_Requirements_
Within the listing below, locate all lines containing the word "каша". Copy each one.

_Data provided_
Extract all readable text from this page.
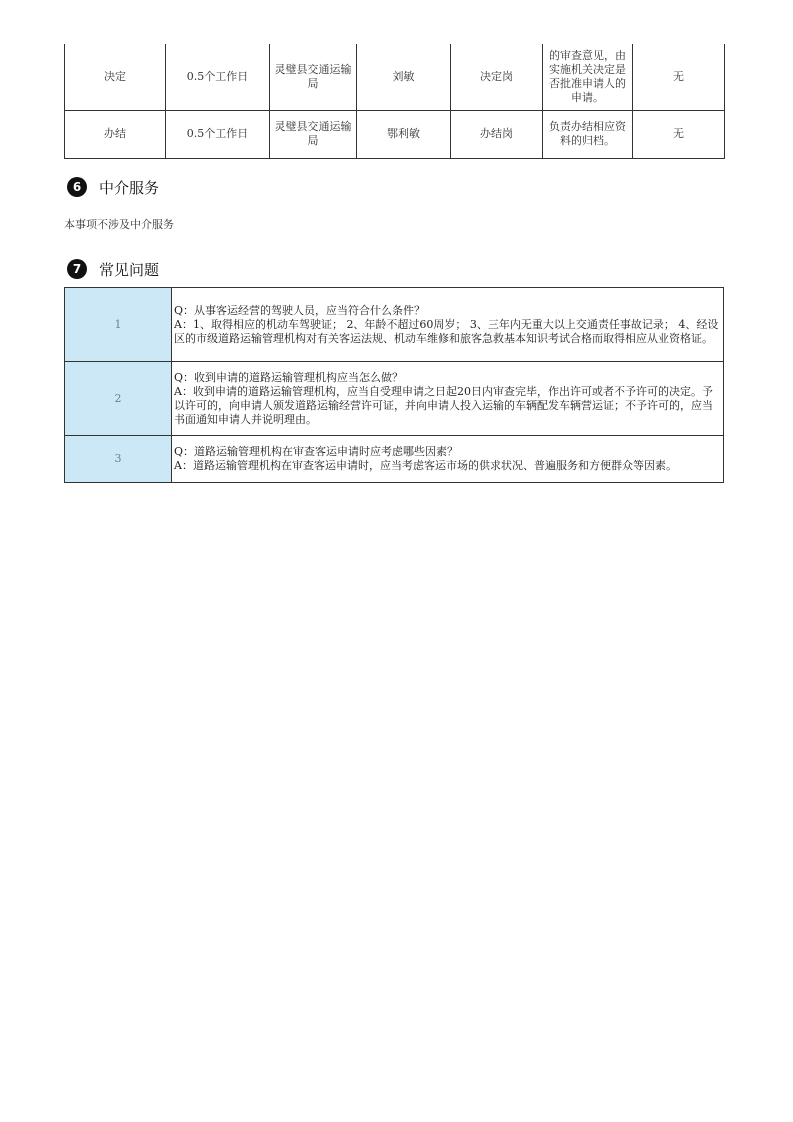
决定	0.5个工作日	灵璧县交通运输局	刘敏	决定岗	的审查意见，由实施机关决定是否批准申请人的申请。	无
办结	0.5个工作日	灵璧县交通运输局	鄂利敏	办结岗	负责办结相应资料的归档。	无
6	中介服务
本事项不涉及中介服务
7	常见问题
1	Q：从事客运经营的驾驶人员，应当符合什么条件？
A：1、取得相应的机动车驾驶证； 2、年龄不超过60周岁； 3、三年内无重大以上交通责任事故记录； 4、经设区的市级道路运输管理机构对有关客运法规、机动车维修和旅客急救基本知识考试合格而取得相应从业资格证。

2	Q：收到申请的道路运输管理机构应当怎么做？
A：收到申请的道路运输管理机构，应当自受理申请之日起20日内审查完毕，作出许可或者不予许可的决定。予以许可的，向申请人颁发道路运输经营许可证，并向申请人投入运输的车辆配发车辆营运证；不予许可的，应当书面通知申请人并说明理由。

3	Q：道路运输管理机构在审查客运申请时应考虑哪些因素？
A：道路运输管理机构在审查客运申请时，应当考虑客运市场的供求状况、普遍服务和方便群众等因素。
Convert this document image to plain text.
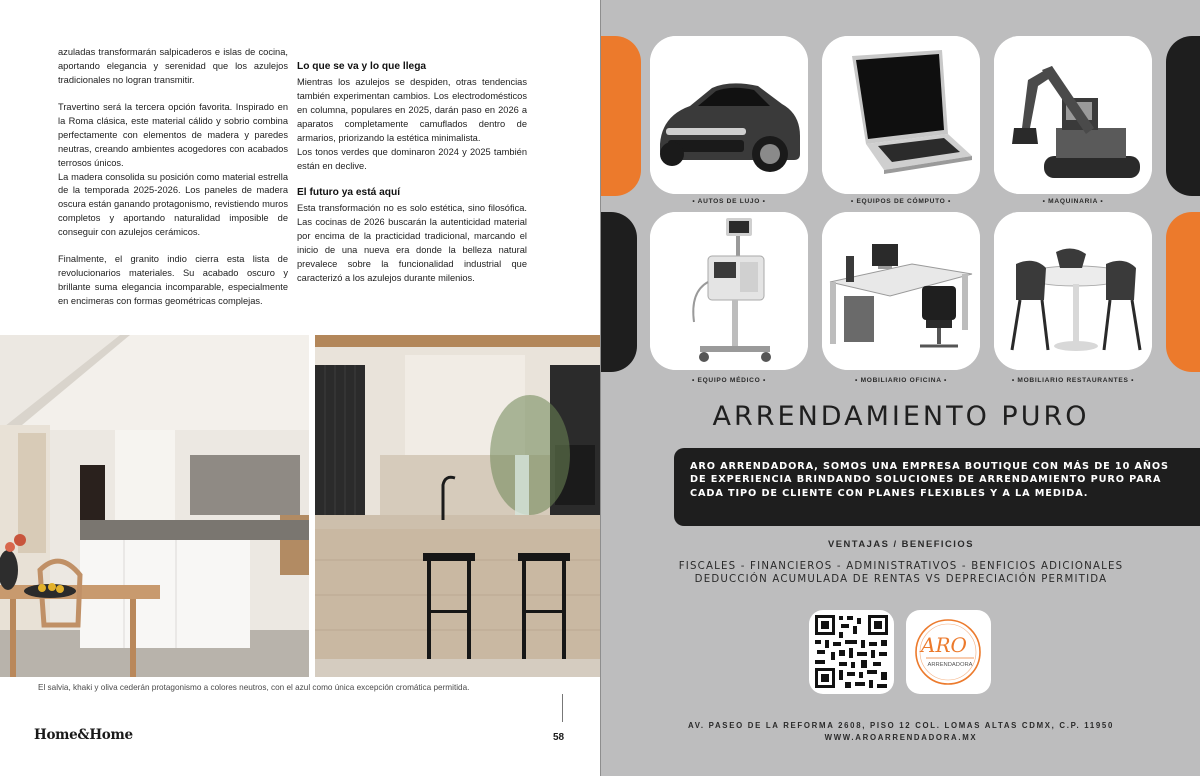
azuladas transformarán salpicaderos e islas de cocina, aportando elegancia y serenidad que los azulejos tradicionales no logran transmitir.

Travertino será la tercera opción favorita. Inspirado en la Roma clásica, este material cálido y sobrio combina perfectamente con elementos de madera y paredes neutras, creando ambientes acogedores con acabados terrosos únicos.

La madera consolida su posición como material estrella de la temporada 2025-2026. Los paneles de madera oscura están ganando protagonismo, revistiendo muros completos y aportando naturalidad imposible de conseguir con azulejos cerámicos.

Finalmente, el granito indio cierra esta lista de revolucionarios materiales. Su acabado oscuro y brillante suma elegancia incomparable, especialmente en encimeras con formas geométricas complejas.

Lo que se va y lo que llega

Mientras los azulejos se despiden, otras tendencias también experimentan cambios. Los electrodomésticos en columna, populares en 2025, darán paso en 2026 a aparatos completamente camuflados dentro de armarios, priorizando la estética minimalista.

Los tonos verdes que dominaron 2024 y 2025 también están en declive.

El futuro ya está aquí

Esta transformación no es solo estética, sino filosófica. Las cocinas de 2026 buscarán la autenticidad material por encima de la practicidad tradicional, marcando el inicio de una nueva era donde la belleza natural prevalece sobre la funcionalidad industrial que caracterizó a los azulejos durante milenios.

El salvia, khaki y oliva cederán protagonismo a colores neutros, con el azul como única excepción cromática permitida.
Home&Home	58
• AUTOS DE LUJO •	• EQUIPOS DE CÓMPUTO •	• MAQUINARIA •
• EQUIPO MÉDICO •	• MOBILIARIO OFICINA •	• MOBILIARIO RESTAURANTES •
ARRENDAMIENTO PURO
ARO ARRENDADORA, SOMOS UNA EMPRESA BOUTIQUE CON MÁS DE 10 AÑOS DE EXPERIENCIA BRINDANDO SOLUCIONES DE ARRENDAMIENTO PURO PARA CADA TIPO DE CLIENTE CON PLANES FLEXIBLES Y A LA MEDIDA.
VENTAJAS / BENEFICIOS
FISCALES - FINANCIEROS - ADMINISTRATIVOS - BENFICIOS ADICIONALES
DEDUCCIÓN ACUMULADA DE RENTAS VS DEPRECIACIÓN PERMITIDA
ARO
ARRENDADORA
AV. PASEO DE LA REFORMA 2608, PISO 12 COL. LOMAS ALTAS CDMX, C.P. 11950
WWW.AROARRENDADORA.MX
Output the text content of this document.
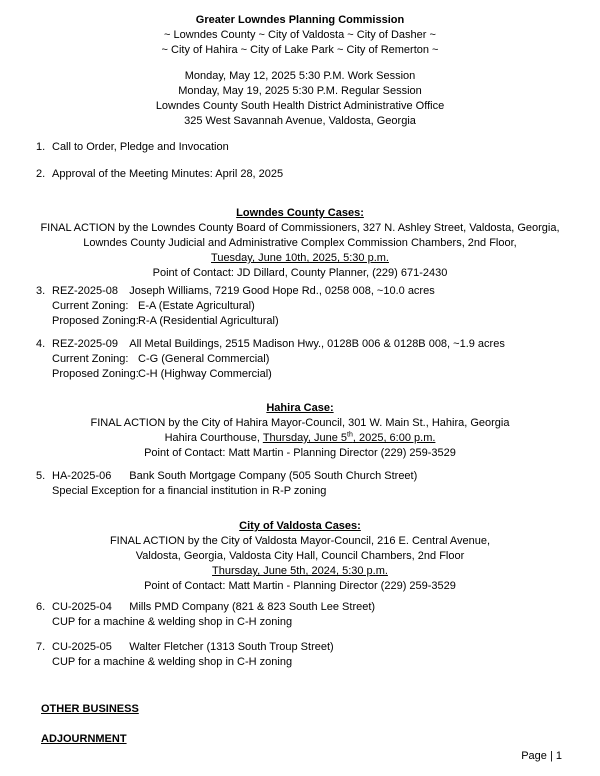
Greater Lowndes Planning Commission
~ Lowndes County ~ City of Valdosta ~ City of Dasher ~
~ City of Hahira ~ City of Lake Park ~ City of Remerton ~
Monday, May 12, 2025 5:30 P.M. Work Session
Monday, May 19, 2025 5:30 P.M. Regular Session
Lowndes County South Health District Administrative Office
325 West Savannah Avenue, Valdosta, Georgia
1. Call to Order, Pledge and Invocation
2. Approval of the Meeting Minutes: April 28, 2025
Lowndes County Cases:
FINAL ACTION by the Lowndes County Board of Commissioners, 327 N. Ashley Street, Valdosta, Georgia,
Lowndes County Judicial and Administrative Complex Commission Chambers, 2nd Floor,
Tuesday, June 10th, 2025, 5:30 p.m.
Point of Contact: JD Dillard, County Planner, (229) 671-2430
3. REZ-2025-08 Joseph Williams, 7219 Good Hope Rd., 0258 008, ~10.0 acres
Current Zoning: E-A (Estate Agricultural)
Proposed Zoning:R-A (Residential Agricultural)
4. REZ-2025-09 All Metal Buildings, 2515 Madison Hwy., 0128B 006 & 0128B 008, ~1.9 acres
Current Zoning: C-G (General Commercial)
Proposed Zoning:C-H (Highway Commercial)
Hahira Case:
FINAL ACTION by the City of Hahira Mayor-Council, 301 W. Main St., Hahira, Georgia
Hahira Courthouse, Thursday, June 5th, 2025, 6:00 p.m.
Point of Contact: Matt Martin - Planning Director (229) 259-3529
5. HA-2025-06 Bank South Mortgage Company (505 South Church Street)
Special Exception for a financial institution in R-P zoning
City of Valdosta Cases:
FINAL ACTION by the City of Valdosta Mayor-Council, 216 E. Central Avenue,
Valdosta, Georgia, Valdosta City Hall, Council Chambers, 2nd Floor
Thursday, June 5th, 2024, 5:30 p.m.
Point of Contact: Matt Martin - Planning Director (229) 259-3529
6. CU-2025-04 Mills PMD Company (821 & 823 South Lee Street)
CUP for a machine & welding shop in C-H zoning
7. CU-2025-05 Walter Fletcher (1313 South Troup Street)
CUP for a machine & welding shop in C-H zoning
OTHER BUSINESS
ADJOURNMENT
Page | 1
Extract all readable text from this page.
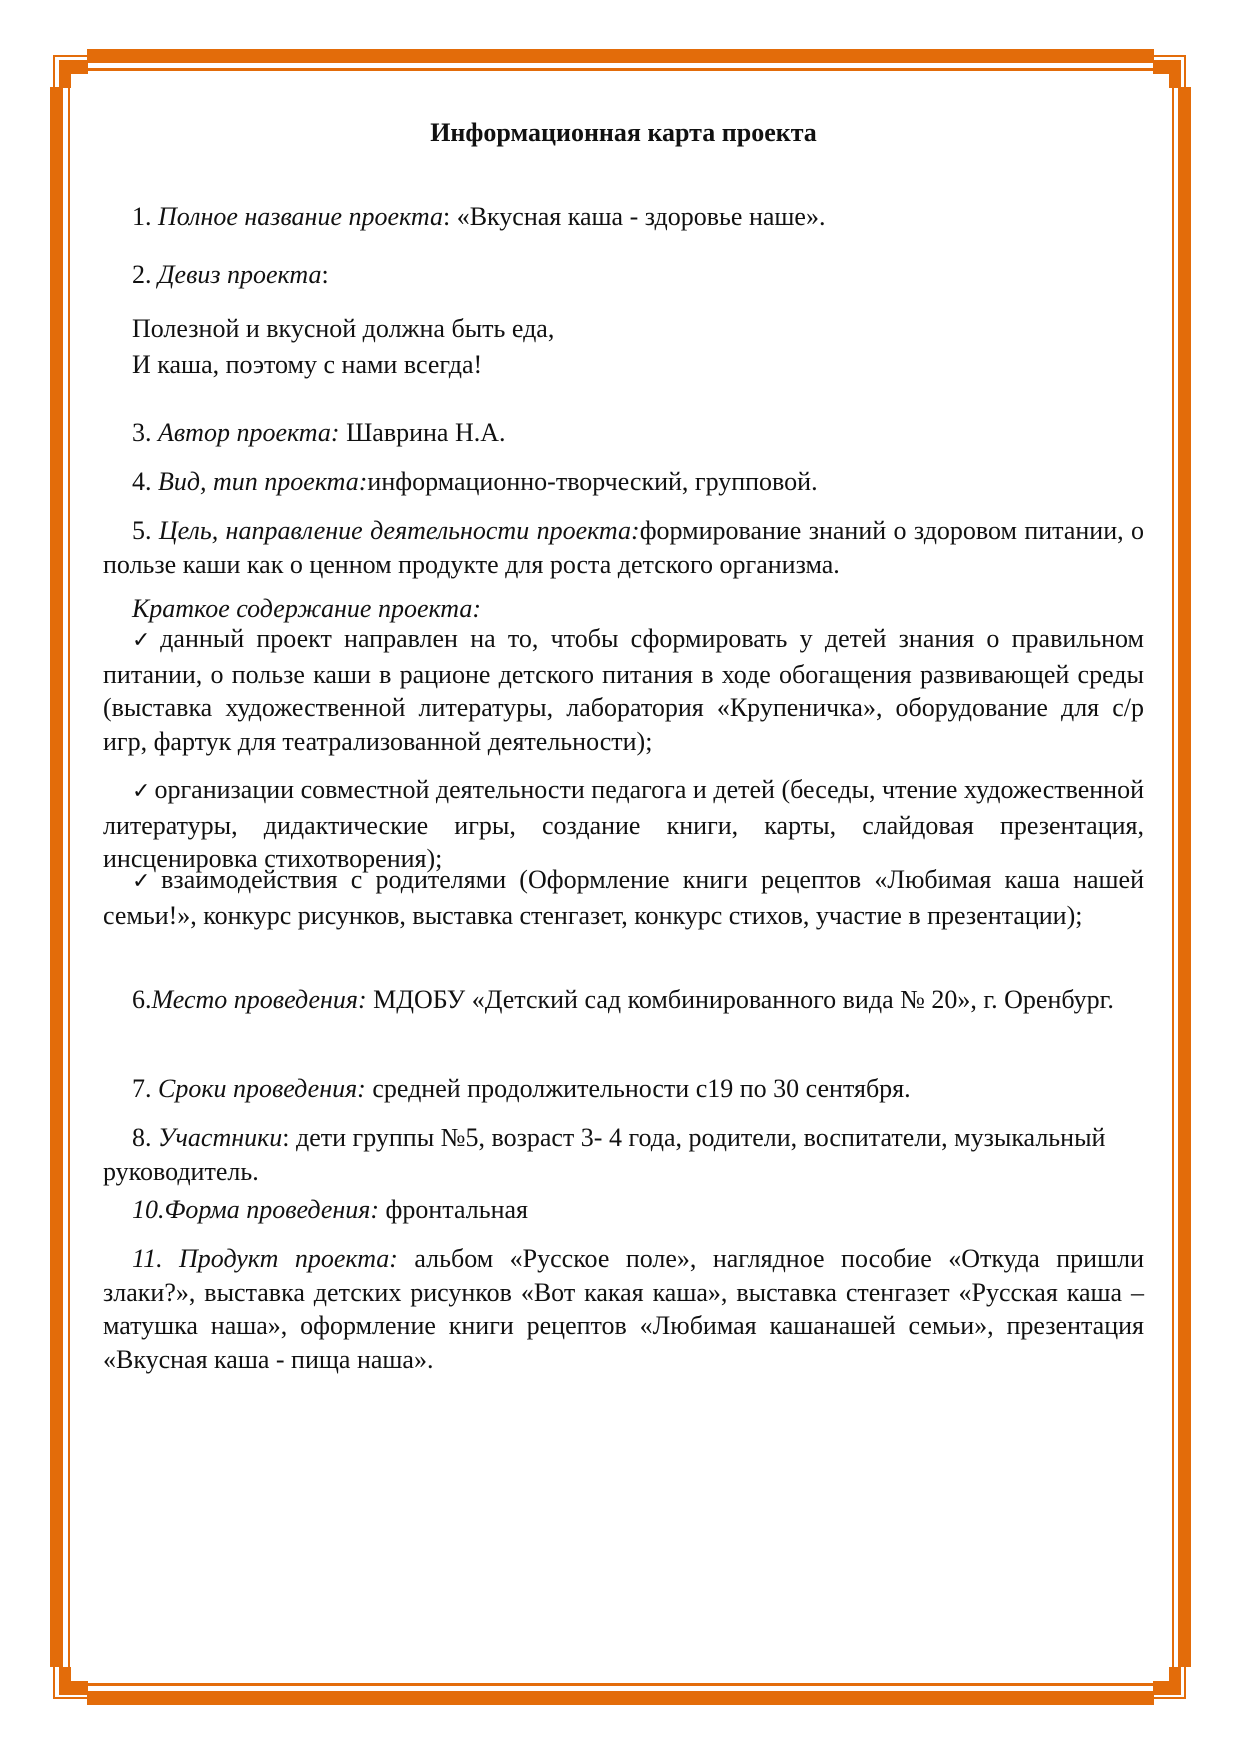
Информационная карта проекта

1. Полное название проекта: «Вкусная каша - здоровье наше».

2. Девиз проекта:

Полезной и вкусной должна быть еда,
И каша, поэтому с нами всегда!

3. Автор проекта: Шаврина Н.А.

4. Вид, тип проекта:информационно-творческий, групповой.

5. Цель, направление деятельности проекта:формирование знаний о здоровом питании, о пользе каши как о ценном продукте для роста детского организма.

Краткое содержание проекта:

✓ данный проект направлен на то, чтобы сформировать у детей знания о правильном питании, о пользе каши в рационе детского питания в ходе обогащения развивающей среды (выставка художественной литературы, лаборатория «Крупеничка», оборудование для с/р игр, фартук для театрализованной деятельности);

✓ организации совместной деятельности педагога и детей (беседы, чтение художественной литературы, дидактические игры, создание книги, карты, слайдовая презентация, инсценировка стихотворения);

✓ взаимодействия с родителями (Оформление книги рецептов «Любимая каша нашей семьи!», конкурс рисунков, выставка стенгазет, конкурс стихов, участие в презентации);

6.Место проведения: МДОБУ «Детский сад комбинированного вида № 20», г. Оренбург.

7. Сроки проведения: средней продолжительности с19 по 30 сентября.

8. Участники: дети группы №5, возраст 3- 4 года, родители, воспитатели, музыкальный руководитель.

10.Форма проведения: фронтальная

11. Продукт проекта: альбом «Русское поле», наглядное пособие «Откуда пришли злаки?», выставка детских рисунков «Вот какая каша», выставка стенгазет «Русская каша – матушка наша», оформление книги рецептов «Любимая кашанашей семьи», презентация «Вкусная каша - пища наша».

_Answer to this task_
1. Полное название проекта: «Вкусная каша - здоровье наше».
И каша, поэтому с нами всегда!
✓ взаимодействия с родителями (Оформление книги рецептов «Любимая каша нашей семьи!», конкурс рисунков, выставка стенгазет, конкурс стихов, участие в презентации);
11. Продукт проекта: альбом «Русское поле», наглядное пособие «Откуда пришли злаки?», выставка детских рисунков «Вот какая каша», выставка стенгазет «Русская каша – матушка наша», оформление книги рецептов «Любимая кашанашей семьи», презентация «Вкусная каша - пища наша».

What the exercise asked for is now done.